TASK REQUIREMENTS: Convert the records, from the first line through the line holding "status-indicators xyxy=(337,22,445,38)" (both ends included), into a JSON list of strings with one string per line and no blank lines.

****************

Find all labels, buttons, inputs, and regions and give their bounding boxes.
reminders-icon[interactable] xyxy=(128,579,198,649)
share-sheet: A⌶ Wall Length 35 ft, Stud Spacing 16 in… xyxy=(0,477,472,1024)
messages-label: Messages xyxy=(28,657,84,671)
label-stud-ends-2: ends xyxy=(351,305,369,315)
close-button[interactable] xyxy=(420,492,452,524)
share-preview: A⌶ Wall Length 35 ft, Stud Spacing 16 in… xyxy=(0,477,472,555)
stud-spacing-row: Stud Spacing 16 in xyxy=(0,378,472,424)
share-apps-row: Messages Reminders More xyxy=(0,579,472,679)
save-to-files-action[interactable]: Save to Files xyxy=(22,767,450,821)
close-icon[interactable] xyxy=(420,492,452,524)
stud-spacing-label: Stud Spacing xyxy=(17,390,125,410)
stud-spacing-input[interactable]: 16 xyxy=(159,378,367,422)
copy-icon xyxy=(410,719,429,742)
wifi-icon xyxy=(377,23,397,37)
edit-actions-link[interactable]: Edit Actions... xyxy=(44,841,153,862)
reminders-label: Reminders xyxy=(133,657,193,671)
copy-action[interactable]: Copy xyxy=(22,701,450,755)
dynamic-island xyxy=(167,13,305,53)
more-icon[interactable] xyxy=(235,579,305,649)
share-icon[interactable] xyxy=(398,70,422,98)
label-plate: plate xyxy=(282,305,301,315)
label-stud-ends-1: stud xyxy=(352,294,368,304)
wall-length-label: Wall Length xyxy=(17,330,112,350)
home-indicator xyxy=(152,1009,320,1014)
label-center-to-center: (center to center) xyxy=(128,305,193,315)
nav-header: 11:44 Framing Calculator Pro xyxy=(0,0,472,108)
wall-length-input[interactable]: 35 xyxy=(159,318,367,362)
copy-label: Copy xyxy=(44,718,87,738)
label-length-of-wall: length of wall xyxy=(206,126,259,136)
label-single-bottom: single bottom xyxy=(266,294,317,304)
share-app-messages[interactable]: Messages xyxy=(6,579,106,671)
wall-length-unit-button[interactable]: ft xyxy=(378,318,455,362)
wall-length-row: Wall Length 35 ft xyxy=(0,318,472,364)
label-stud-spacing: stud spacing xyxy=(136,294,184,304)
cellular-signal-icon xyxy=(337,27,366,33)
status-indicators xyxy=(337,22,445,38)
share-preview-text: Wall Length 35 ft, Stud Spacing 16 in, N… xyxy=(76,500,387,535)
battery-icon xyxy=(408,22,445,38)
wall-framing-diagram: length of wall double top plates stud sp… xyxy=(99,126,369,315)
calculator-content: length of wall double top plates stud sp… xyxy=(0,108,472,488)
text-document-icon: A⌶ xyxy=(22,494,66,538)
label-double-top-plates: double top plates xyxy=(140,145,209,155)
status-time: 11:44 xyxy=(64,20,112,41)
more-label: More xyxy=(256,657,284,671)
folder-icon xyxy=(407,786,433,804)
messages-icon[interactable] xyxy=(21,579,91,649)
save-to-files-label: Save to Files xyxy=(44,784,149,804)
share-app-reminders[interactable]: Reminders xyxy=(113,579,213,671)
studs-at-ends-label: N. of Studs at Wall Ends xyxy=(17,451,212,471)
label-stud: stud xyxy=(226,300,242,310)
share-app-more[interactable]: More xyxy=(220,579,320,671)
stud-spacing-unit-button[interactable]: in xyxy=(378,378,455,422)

****************

THE REPLY:
[
  "Find all labels, buttons, inputs, and regions and give their bounding boxes.",
  "reminders-icon[interactable] xyxy=(128,579,198,649)",
  "share-sheet: A⌶ Wall Length 35 ft, Stud Spacing 16 in… xyxy=(0,477,472,1024)",
  "messages-label: Messages xyxy=(28,657,84,671)",
  "label-stud-ends-2: ends xyxy=(351,305,369,315)",
  "close-button[interactable] xyxy=(420,492,452,524)",
  "share-preview: A⌶ Wall Length 35 ft, Stud Spacing 16 in… xyxy=(0,477,472,555)",
  "stud-spacing-row: Stud Spacing 16 in xyxy=(0,378,472,424)",
  "share-apps-row: Messages Reminders More xyxy=(0,579,472,679)",
  "save-to-files-action[interactable]: Save to Files xyxy=(22,767,450,821)",
  "close-icon[interactable] xyxy=(420,492,452,524)",
  "stud-spacing-label: Stud Spacing xyxy=(17,390,125,410)",
  "stud-spacing-input[interactable]: 16 xyxy=(159,378,367,422)",
  "copy-icon xyxy=(410,719,429,742)",
  "wifi-icon xyxy=(377,23,397,37)",
  "edit-actions-link[interactable]: Edit Actions... xyxy=(44,841,153,862)",
  "reminders-label: Reminders xyxy=(133,657,193,671)",
  "copy-action[interactable]: Copy xyxy=(22,701,450,755)",
  "dynamic-island xyxy=(167,13,305,53)",
  "more-icon[interactable] xyxy=(235,579,305,649)",
  "share-icon[interactable] xyxy=(398,70,422,98)",
  "label-plate: plate xyxy=(282,305,301,315)",
  "label-stud-ends-1: stud xyxy=(352,294,368,304)",
  "wall-length-label: Wall Length xyxy=(17,330,112,350)",
  "home-indicator xyxy=(152,1009,320,1014)",
  "label-center-to-center: (center to center) xyxy=(128,305,193,315)",
  "nav-header: 11:44 Framing Calculator Pro xyxy=(0,0,472,108)",
  "wall-length-input[interactable]: 35 xyxy=(159,318,367,362)",
  "copy-label: Copy xyxy=(44,718,87,738)",
  "label-length-of-wall: length of wall xyxy=(206,126,259,136)",
  "label-single-bottom: single bottom xyxy=(266,294,317,304)",
  "share-app-messages[interactable]: Messages xyxy=(6,579,106,671)",
  "wall-length-unit-button[interactable]: ft xyxy=(378,318,455,362)",
  "wall-length-row: Wall Length 35 ft xyxy=(0,318,472,364)",
  "label-stud-spacing: stud spacing xyxy=(136,294,184,304)",
  "cellular-signal-icon xyxy=(337,27,366,33)",
  "status-indicators xyxy=(337,22,445,38)"
]